• DIRECTIVE: Select every line containing the word "this" from the material, and copy those lines.

• LISTED ENTRIES:
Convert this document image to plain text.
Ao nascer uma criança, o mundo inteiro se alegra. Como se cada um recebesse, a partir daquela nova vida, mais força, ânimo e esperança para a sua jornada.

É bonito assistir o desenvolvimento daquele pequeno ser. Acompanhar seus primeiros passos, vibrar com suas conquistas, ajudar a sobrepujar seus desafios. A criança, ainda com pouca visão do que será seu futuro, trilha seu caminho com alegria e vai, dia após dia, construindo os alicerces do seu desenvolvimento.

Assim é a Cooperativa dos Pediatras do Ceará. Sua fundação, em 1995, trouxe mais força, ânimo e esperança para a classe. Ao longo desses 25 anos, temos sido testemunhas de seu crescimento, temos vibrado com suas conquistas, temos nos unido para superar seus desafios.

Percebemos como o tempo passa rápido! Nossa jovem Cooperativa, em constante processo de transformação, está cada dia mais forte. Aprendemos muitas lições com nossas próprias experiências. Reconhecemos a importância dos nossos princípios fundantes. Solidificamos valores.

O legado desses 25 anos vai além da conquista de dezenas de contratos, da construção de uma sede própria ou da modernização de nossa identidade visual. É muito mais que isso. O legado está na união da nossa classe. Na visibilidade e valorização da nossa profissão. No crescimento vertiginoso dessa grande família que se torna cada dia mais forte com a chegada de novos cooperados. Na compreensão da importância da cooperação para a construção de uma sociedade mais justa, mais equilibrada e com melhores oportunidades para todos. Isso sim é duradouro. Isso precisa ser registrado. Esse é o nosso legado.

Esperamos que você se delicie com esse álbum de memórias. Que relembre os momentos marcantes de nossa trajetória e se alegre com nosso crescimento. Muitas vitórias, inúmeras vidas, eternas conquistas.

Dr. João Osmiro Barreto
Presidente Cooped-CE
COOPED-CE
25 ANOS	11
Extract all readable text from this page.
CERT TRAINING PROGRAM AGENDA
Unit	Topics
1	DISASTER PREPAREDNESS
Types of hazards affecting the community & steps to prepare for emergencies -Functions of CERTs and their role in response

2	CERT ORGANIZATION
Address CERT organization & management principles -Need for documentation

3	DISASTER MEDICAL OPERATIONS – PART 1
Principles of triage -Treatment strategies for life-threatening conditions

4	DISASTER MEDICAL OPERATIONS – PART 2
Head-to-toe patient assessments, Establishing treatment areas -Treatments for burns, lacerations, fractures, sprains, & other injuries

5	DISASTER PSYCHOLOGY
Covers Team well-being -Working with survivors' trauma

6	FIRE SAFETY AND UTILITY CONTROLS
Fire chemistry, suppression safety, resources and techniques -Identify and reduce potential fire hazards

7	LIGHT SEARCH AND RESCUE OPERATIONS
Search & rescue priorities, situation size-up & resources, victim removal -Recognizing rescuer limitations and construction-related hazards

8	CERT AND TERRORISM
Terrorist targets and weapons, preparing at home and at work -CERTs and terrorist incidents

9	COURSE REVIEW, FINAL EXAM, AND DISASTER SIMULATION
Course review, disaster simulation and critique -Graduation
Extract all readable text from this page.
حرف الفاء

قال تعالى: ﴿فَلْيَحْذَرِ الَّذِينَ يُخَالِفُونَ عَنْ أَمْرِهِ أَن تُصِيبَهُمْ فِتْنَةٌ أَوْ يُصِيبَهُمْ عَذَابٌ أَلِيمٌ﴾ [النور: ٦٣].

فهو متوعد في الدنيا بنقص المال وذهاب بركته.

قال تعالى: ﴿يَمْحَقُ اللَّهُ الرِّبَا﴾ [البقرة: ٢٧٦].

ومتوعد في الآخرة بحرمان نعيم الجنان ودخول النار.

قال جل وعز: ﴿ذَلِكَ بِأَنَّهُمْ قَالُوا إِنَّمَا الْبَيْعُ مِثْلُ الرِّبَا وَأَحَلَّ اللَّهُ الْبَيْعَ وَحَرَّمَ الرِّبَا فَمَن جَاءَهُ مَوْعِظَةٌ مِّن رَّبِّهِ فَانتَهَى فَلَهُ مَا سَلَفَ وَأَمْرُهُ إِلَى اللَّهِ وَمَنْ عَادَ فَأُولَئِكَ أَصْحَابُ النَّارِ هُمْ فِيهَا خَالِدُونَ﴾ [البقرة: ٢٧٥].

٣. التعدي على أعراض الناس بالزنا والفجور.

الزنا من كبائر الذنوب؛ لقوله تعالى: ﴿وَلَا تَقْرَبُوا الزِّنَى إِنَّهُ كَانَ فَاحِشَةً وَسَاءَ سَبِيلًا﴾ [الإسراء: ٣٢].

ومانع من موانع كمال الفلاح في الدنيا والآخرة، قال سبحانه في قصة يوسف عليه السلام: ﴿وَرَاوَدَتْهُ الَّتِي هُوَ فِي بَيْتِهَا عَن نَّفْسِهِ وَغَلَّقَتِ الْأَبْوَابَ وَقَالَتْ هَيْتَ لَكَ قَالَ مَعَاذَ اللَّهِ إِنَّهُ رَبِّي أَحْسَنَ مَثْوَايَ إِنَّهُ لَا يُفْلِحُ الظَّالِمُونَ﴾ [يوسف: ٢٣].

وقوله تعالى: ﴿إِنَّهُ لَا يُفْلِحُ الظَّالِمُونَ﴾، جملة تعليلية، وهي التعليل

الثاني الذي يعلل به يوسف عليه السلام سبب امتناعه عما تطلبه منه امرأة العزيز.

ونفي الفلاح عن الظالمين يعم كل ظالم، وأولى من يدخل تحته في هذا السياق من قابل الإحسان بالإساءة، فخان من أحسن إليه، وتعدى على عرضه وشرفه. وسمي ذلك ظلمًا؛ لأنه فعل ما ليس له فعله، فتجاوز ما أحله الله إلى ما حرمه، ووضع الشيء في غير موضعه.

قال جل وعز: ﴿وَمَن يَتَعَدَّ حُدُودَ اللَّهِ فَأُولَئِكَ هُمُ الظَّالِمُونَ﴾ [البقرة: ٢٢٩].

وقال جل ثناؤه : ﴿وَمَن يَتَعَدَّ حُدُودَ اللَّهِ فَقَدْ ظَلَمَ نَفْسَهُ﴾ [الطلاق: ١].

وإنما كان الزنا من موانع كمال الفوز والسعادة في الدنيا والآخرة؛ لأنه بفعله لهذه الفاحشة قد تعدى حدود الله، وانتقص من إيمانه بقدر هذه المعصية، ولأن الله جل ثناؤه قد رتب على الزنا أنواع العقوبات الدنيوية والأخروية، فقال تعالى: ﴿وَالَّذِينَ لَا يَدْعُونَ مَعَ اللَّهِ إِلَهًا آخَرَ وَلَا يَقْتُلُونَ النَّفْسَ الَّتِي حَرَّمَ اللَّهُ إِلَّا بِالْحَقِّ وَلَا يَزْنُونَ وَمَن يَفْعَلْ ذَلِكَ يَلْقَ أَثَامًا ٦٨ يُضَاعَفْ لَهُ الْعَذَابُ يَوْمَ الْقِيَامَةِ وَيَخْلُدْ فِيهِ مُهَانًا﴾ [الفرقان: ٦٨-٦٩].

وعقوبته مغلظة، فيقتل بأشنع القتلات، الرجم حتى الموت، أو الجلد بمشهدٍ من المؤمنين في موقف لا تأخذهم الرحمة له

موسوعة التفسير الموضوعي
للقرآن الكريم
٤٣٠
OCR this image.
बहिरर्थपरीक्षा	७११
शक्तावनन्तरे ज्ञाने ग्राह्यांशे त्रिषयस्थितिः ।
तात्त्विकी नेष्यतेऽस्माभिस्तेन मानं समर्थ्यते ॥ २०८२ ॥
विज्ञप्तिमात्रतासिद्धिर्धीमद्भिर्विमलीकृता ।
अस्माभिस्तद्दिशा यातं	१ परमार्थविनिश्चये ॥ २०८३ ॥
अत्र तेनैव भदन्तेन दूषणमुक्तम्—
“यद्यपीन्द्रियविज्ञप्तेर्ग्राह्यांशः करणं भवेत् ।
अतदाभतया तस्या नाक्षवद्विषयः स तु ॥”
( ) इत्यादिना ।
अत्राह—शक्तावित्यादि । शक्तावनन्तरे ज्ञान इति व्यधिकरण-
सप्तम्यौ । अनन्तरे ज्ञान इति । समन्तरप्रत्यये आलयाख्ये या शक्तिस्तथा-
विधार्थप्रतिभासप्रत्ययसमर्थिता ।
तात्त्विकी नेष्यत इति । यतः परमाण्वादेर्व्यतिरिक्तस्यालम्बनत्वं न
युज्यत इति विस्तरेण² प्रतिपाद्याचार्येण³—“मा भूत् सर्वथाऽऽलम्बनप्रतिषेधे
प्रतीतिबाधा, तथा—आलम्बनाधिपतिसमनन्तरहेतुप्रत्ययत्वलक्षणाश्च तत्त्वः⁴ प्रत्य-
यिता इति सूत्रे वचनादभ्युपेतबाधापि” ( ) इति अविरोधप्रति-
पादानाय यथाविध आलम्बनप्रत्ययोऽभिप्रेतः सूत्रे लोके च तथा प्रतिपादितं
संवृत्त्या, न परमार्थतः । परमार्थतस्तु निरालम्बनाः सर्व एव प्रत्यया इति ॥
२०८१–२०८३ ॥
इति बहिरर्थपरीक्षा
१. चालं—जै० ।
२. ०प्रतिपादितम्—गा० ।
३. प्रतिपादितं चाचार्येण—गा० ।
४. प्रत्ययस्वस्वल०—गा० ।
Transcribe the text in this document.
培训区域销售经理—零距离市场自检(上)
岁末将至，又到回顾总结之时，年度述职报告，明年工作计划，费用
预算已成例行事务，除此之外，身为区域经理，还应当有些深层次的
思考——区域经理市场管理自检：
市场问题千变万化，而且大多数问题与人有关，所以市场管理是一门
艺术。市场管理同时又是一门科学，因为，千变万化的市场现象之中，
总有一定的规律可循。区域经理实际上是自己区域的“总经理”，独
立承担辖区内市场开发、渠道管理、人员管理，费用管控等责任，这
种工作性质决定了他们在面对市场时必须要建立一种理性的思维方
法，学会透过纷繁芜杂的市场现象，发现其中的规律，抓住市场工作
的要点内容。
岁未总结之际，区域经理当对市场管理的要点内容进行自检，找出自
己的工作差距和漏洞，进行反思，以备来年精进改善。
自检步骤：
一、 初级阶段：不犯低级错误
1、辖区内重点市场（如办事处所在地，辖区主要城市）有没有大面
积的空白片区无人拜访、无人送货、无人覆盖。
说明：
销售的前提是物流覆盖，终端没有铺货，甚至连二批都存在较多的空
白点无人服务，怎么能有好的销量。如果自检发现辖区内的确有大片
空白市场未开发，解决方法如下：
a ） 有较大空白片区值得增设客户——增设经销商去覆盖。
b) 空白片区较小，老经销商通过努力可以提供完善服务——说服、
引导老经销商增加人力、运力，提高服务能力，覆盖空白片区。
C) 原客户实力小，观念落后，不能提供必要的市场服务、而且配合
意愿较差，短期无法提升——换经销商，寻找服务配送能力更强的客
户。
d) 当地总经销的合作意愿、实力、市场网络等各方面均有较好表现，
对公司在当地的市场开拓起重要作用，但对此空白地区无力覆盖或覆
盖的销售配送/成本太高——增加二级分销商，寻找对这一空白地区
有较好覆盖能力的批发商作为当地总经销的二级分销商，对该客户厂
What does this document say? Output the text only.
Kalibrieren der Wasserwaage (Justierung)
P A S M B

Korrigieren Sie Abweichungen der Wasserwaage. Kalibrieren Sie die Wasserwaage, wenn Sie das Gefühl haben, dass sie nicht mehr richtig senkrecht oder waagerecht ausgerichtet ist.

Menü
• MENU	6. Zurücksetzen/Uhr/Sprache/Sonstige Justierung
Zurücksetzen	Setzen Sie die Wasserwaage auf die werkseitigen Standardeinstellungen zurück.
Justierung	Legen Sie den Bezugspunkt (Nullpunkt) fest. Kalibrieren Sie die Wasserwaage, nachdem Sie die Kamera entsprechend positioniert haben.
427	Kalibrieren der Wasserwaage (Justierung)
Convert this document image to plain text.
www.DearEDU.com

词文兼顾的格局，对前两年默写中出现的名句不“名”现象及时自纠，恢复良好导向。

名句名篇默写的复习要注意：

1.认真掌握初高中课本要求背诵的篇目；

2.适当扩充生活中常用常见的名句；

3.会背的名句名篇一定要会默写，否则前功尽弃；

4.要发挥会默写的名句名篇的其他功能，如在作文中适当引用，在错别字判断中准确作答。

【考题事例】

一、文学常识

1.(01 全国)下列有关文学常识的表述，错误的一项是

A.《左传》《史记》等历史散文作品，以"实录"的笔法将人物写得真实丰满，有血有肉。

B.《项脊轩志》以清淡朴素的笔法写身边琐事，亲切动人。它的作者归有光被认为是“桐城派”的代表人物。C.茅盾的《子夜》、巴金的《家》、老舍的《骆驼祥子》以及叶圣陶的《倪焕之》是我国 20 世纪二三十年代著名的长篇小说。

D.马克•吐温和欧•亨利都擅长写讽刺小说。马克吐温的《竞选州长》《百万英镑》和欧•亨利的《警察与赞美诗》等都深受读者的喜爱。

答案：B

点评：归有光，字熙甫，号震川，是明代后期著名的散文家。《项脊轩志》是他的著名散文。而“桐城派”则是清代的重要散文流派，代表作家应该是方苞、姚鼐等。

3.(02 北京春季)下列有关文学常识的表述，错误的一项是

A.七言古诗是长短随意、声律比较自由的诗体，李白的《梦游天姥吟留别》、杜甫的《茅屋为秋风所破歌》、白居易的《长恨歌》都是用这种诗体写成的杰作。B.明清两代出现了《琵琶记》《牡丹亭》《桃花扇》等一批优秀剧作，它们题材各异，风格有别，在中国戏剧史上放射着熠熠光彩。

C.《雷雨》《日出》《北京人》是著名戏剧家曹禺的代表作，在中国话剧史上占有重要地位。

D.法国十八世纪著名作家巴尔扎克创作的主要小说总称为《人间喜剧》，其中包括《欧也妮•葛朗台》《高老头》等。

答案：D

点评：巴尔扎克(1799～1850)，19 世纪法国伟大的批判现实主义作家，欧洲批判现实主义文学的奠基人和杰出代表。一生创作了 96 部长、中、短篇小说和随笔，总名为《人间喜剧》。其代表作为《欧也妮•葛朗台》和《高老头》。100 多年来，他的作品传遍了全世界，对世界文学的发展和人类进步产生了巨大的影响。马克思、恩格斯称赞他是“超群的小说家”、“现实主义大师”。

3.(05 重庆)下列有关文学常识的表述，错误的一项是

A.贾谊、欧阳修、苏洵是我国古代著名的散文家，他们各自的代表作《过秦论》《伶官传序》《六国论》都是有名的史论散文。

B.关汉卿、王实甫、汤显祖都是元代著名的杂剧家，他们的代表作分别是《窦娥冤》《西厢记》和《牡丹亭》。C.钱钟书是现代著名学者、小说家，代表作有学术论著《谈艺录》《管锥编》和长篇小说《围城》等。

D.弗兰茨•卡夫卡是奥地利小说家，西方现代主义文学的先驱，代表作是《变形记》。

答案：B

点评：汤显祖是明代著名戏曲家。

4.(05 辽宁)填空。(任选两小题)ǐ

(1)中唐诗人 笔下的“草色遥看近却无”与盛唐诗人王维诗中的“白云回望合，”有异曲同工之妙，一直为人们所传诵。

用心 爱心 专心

• ANSWER:
Convert this document image to plain text.
Extract all readable text from this page.
Extract all readable text from this page.
OCR this image.
Transcribe the text in this document.
What does this document say? Output the text only.
Convert this document image to plain text.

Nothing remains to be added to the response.